All of the material below is to be retyped exactly.
** start of MATERIAL FOR THIS EXERCISE **
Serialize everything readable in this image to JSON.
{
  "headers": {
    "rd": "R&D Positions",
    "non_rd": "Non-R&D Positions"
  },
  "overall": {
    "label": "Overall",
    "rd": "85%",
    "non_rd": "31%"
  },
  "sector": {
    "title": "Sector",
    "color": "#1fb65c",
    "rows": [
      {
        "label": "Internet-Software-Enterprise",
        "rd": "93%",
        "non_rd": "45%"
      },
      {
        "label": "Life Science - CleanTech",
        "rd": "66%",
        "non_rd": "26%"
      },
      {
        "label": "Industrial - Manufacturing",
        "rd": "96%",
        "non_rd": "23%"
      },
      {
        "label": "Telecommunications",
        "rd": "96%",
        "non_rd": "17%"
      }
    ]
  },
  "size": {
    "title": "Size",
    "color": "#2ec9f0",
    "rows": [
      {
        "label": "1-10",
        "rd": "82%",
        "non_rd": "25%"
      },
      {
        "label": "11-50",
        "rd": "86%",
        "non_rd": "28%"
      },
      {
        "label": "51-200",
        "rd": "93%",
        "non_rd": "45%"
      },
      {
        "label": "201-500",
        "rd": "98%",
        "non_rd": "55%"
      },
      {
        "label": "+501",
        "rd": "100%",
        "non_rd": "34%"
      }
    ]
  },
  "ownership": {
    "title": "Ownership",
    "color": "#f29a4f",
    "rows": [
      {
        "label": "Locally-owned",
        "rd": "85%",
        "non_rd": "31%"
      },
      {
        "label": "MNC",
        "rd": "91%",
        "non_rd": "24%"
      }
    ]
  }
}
** end of MATERIAL FOR THIS EXERCISE **
§ **COMPLETE RESPONSE**:
Serialize everything readable in this image to JSON.
{
  "headers": {
    "rd": "R&D Positions",
    "non_rd": "Non-R&D Positions"
  },
  "overall": {
    "label": "Overall",
    "rd": "85%",
    "non_rd": "31%"
  },
  "sector": {
    "title": "Sector",
    "color": "#1fb65c",
    "rows": [
      {
        "label": "Internet-Software-Enterprise",
        "rd": "93%",
        "non_rd": "45%"
      },
      {
        "label": "Life Science - CleanTech",
        "rd": "66%",
        "non_rd": "26%"
      },
      {
        "label": "Industrial - Manufacturing",
        "rd": "96%",
        "non_rd": "23%"
      },
      {
        "label": "Telecommunications",
        "rd": "96%",
        "non_rd": "17%"
      }
    ]
  },
  "size": {
    "title": "Size",
    "color": "#2ec9f0",
    "rows": [
      {
        "label": "1-10",
        "rd": "82%",
        "non_rd": "25%"
      },
      {
        "label": "11-50",
        "rd": "86%",
        "non_rd": "28%"
      },
      {
        "label": "51-200",
        "rd": "93%",
        "non_rd": "45%"
      },
      {
        "label": "201-500",
        "rd": "98%",
        "non_rd": "55%"
      },
      {
        "label": "+501",
        "rd": "100%",
        "non_rd": "34%"
      }
    ]
  },
  "ownership": {
    "title": "Ownership",
    "color": "#f29a4f",
    "rows": [
      {
        "label": "Locally-owned",
        "rd": "85%",
        "non_rd": "31%"
      },
      {
        "label": "MNC",
        "rd": "91%",
        "non_rd": "24%"
      }
    ]
  }
}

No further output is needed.